How many lines of the data hold the word "this"? State the number and nothing else.

— begin INPUT DATA —

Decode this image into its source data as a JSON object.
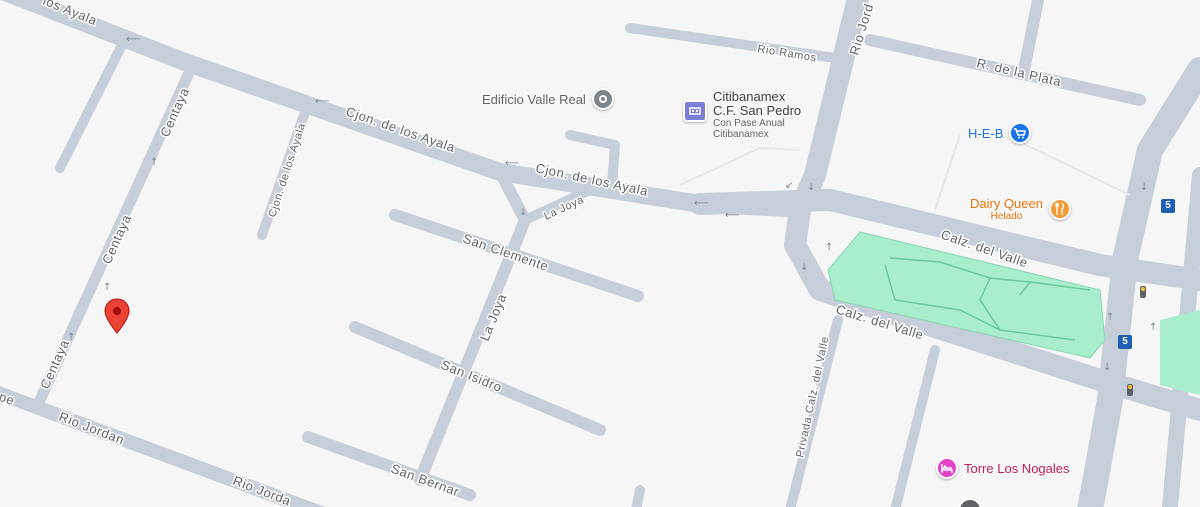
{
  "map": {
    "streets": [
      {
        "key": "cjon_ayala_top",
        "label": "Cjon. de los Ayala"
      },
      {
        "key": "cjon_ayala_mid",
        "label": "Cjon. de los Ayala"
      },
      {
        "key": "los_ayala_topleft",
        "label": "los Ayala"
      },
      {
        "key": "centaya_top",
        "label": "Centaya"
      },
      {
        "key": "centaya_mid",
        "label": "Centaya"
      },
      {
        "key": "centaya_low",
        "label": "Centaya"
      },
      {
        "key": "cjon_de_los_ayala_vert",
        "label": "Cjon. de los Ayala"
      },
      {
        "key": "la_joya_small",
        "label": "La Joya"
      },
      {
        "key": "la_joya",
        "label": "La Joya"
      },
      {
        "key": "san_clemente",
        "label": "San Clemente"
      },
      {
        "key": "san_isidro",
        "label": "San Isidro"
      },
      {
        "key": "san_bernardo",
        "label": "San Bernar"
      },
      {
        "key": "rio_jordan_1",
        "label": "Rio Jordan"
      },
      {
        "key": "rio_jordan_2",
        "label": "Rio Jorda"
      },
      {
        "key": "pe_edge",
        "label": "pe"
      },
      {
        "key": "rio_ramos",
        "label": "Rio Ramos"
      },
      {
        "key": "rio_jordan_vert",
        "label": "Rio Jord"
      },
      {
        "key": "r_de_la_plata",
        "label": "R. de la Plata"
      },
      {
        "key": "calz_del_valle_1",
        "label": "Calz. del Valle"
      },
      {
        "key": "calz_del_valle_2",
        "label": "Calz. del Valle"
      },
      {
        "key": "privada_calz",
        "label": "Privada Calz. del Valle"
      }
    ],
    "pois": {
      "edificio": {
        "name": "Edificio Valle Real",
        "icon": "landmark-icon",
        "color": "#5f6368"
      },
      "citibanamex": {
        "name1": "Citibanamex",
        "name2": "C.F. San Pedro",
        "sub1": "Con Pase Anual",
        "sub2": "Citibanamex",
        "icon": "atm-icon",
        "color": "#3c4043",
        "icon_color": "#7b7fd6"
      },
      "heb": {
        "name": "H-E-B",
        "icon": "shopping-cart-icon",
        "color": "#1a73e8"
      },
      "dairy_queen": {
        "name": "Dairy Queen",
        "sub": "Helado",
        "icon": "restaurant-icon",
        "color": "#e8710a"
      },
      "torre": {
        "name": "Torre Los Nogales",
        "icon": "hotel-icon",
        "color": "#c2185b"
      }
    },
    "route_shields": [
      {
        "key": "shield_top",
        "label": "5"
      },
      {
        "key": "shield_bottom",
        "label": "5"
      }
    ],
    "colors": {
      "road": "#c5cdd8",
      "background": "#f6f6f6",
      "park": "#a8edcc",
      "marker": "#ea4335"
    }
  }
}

— end INPUT DATA —
— begin INPUT DATA —

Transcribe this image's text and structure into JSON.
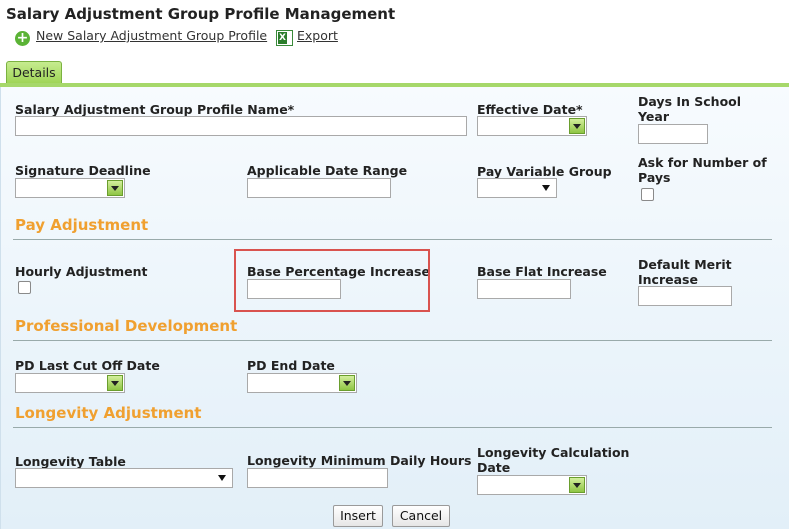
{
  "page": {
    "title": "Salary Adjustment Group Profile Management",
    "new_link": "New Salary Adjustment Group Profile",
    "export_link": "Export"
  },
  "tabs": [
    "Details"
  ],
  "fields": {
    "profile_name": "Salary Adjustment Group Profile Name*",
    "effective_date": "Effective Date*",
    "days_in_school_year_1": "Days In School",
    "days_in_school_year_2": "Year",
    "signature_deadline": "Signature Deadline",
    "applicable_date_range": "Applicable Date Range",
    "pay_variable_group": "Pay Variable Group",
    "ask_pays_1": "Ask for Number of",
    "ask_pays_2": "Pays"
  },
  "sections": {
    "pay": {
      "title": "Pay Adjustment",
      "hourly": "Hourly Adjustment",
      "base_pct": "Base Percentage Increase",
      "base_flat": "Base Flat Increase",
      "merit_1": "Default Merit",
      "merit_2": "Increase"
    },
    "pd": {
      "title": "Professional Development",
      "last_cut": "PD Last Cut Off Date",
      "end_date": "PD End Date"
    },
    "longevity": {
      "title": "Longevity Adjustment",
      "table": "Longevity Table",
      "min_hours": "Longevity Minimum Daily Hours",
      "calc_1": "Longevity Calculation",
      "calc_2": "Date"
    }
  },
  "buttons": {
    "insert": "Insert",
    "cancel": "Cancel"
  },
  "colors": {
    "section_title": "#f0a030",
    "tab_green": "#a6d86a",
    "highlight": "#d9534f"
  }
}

— end INPUT DATA —
— begin INPUT DATA —

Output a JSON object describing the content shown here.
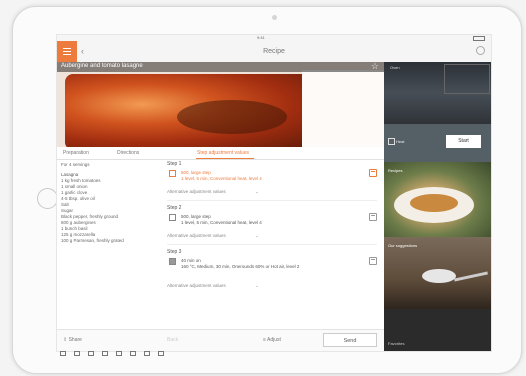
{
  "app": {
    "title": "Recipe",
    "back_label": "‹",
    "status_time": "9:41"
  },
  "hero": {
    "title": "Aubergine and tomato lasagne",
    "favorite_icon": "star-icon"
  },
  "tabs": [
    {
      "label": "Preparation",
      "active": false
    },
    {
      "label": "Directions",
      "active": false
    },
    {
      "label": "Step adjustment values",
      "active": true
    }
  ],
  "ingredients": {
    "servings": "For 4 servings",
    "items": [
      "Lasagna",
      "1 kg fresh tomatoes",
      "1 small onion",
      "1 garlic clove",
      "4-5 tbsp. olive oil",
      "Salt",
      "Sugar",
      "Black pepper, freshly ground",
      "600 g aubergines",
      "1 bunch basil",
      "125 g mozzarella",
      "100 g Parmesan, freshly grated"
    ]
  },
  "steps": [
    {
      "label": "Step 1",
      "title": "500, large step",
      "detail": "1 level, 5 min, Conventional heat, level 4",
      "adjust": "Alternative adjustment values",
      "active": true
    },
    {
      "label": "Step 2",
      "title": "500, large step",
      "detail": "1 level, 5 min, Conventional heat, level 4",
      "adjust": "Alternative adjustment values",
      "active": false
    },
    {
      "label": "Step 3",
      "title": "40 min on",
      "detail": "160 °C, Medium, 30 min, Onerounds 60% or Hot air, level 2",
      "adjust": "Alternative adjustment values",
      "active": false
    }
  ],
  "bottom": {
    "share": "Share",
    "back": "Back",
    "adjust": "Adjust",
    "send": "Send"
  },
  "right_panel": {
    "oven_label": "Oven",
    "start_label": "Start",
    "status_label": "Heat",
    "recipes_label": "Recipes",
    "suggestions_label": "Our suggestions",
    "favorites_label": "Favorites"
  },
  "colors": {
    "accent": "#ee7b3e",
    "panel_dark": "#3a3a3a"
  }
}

— end INPUT DATA —

> **OUTPUT OF THE TASK**
2